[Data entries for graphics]
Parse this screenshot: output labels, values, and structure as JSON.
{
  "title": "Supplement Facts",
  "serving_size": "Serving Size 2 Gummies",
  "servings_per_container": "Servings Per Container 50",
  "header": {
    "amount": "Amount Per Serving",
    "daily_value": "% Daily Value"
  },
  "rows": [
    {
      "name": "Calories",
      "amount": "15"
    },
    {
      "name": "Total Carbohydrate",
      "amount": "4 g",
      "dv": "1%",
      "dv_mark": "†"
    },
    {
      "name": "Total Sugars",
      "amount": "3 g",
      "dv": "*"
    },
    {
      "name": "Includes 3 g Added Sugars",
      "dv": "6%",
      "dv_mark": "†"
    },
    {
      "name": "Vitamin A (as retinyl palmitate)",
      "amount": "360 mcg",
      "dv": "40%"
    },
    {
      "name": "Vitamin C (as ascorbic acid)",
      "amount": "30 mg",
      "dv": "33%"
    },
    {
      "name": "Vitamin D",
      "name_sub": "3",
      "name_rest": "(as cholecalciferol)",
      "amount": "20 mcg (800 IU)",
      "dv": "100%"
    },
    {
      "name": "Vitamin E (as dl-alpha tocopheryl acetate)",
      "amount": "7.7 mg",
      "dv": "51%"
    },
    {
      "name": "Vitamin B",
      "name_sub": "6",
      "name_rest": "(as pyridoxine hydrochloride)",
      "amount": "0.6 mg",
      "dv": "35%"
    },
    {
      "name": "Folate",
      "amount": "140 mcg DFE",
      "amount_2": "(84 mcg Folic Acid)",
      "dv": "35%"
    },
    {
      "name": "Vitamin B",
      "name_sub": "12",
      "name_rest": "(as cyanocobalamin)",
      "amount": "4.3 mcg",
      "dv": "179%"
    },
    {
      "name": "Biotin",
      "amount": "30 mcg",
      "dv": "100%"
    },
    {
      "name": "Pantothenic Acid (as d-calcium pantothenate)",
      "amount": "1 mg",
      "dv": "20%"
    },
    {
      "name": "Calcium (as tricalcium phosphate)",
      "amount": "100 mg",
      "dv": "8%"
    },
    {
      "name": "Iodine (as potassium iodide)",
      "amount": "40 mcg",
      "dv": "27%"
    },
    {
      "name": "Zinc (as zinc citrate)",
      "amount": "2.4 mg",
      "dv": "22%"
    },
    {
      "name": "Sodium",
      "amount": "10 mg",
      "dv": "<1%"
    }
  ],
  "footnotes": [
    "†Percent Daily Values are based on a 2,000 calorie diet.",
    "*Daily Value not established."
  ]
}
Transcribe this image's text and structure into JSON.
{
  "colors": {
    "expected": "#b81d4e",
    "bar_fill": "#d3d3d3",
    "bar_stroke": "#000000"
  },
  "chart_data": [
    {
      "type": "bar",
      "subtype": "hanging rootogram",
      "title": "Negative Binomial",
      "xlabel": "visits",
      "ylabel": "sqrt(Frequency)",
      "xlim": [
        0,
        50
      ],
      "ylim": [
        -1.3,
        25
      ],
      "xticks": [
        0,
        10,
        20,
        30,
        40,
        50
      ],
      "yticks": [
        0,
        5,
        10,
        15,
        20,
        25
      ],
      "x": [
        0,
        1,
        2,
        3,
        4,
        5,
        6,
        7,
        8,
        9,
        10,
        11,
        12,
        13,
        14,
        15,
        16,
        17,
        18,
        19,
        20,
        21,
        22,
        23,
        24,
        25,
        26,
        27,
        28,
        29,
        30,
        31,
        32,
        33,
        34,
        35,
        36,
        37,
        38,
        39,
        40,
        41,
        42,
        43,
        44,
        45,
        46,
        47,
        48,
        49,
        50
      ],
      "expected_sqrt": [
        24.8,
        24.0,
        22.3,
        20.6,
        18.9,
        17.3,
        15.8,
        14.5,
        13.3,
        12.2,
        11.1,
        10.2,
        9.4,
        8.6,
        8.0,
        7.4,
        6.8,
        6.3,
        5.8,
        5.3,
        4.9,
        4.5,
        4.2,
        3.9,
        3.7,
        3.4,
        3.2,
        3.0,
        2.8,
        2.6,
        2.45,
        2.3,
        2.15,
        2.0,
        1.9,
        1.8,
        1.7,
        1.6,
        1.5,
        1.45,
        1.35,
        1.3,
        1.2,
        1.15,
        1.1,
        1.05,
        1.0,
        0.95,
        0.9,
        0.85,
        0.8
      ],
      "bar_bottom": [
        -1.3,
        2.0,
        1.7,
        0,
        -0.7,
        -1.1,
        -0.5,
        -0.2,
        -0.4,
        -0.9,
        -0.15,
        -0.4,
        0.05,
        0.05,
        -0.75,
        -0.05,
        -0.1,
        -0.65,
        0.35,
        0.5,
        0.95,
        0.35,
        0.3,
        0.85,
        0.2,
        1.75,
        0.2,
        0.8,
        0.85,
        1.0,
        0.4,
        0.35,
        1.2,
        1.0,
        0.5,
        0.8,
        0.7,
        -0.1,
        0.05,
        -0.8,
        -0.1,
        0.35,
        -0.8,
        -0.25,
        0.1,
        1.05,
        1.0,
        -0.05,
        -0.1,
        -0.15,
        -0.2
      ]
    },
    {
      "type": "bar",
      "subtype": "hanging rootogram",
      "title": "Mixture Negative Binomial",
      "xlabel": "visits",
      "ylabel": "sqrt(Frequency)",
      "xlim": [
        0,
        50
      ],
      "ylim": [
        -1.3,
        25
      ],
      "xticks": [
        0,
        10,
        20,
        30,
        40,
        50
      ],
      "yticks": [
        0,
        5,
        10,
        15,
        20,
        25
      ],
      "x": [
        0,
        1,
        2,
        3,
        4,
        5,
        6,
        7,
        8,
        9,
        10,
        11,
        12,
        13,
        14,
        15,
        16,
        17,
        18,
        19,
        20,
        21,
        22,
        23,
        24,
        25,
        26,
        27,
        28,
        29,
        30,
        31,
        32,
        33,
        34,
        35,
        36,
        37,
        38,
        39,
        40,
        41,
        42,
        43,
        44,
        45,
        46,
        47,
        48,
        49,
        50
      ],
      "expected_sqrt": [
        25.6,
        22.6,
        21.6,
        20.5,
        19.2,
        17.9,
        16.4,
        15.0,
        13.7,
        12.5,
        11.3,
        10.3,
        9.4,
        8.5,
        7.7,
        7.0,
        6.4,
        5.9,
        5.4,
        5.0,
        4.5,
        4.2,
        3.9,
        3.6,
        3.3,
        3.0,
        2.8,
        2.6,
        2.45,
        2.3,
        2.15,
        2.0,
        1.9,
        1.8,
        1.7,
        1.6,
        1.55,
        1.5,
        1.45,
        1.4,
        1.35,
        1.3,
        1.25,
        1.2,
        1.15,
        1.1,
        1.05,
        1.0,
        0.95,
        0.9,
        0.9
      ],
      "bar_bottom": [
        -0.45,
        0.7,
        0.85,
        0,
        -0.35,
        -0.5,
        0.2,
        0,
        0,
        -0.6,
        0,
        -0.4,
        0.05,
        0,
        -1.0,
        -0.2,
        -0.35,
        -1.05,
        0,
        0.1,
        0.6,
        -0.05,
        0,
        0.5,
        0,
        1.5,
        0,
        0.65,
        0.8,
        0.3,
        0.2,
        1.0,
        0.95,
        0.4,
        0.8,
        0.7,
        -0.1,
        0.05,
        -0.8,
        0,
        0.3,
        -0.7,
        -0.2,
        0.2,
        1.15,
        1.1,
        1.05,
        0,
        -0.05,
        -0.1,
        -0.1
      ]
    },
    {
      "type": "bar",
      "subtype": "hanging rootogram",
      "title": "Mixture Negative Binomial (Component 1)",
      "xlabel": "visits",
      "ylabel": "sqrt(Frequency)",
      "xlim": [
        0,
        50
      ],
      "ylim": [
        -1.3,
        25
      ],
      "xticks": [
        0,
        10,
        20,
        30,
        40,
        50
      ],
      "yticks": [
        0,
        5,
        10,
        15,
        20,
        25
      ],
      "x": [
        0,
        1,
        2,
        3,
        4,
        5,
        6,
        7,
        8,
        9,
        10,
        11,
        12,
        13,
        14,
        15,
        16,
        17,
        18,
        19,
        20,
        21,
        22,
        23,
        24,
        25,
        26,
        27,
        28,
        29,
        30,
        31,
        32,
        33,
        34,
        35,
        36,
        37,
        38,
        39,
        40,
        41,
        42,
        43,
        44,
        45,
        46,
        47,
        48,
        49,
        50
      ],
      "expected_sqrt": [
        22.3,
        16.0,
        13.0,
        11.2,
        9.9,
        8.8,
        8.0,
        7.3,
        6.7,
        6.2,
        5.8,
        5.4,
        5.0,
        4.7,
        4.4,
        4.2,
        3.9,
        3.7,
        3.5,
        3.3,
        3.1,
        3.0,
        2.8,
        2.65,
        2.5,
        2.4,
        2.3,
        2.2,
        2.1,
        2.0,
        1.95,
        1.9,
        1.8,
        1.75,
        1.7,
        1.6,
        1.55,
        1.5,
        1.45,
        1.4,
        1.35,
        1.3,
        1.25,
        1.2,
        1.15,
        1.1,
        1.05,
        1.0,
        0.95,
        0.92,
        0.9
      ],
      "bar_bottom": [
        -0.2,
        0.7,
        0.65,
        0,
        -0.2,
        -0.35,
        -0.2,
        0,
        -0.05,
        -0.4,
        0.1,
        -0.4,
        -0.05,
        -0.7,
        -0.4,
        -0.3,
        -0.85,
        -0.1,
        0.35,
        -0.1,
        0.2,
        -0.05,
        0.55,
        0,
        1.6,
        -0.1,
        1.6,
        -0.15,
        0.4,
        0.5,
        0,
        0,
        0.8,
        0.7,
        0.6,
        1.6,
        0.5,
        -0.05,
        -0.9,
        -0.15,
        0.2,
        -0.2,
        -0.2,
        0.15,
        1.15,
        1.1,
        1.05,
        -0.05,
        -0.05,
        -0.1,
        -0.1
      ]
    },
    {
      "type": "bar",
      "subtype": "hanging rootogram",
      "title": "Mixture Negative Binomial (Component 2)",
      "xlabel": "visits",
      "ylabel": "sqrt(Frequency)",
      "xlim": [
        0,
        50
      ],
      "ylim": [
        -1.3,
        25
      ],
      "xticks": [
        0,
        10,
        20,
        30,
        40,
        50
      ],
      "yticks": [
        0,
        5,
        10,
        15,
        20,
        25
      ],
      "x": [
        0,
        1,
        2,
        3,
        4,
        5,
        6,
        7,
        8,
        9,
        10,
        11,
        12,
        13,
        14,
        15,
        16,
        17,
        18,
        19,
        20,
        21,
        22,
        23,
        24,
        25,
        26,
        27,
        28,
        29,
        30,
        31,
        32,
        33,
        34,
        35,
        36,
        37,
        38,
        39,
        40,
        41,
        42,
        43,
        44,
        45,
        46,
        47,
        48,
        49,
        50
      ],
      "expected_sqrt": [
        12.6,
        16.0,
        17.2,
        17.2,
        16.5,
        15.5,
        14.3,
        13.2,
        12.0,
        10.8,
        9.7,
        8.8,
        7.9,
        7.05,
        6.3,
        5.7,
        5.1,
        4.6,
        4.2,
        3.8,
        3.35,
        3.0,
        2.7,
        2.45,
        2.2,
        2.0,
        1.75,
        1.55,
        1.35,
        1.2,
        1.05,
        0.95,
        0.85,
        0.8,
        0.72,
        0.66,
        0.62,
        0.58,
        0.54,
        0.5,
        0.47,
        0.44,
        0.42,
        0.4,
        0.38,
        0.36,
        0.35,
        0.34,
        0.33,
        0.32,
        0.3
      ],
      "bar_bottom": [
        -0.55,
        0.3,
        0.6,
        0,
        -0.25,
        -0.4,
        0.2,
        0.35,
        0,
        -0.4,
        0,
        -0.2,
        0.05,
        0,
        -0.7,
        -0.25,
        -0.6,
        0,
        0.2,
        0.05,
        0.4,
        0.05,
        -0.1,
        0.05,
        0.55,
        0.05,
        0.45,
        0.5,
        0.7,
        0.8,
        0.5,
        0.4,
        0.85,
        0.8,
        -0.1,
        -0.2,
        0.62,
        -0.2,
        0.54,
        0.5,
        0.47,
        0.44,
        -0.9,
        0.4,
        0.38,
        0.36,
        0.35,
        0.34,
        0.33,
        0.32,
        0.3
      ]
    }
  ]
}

**TO BE DONE**
Within the listing above, find every line containing the string "Negative" and return it.

**ANSWER**
      "title": "Negative Binomial",
      "title": "Mixture Negative Binomial",
      "title": "Mixture Negative Binomial (Component 1)",
      "title": "Mixture Negative Binomial (Component 2)",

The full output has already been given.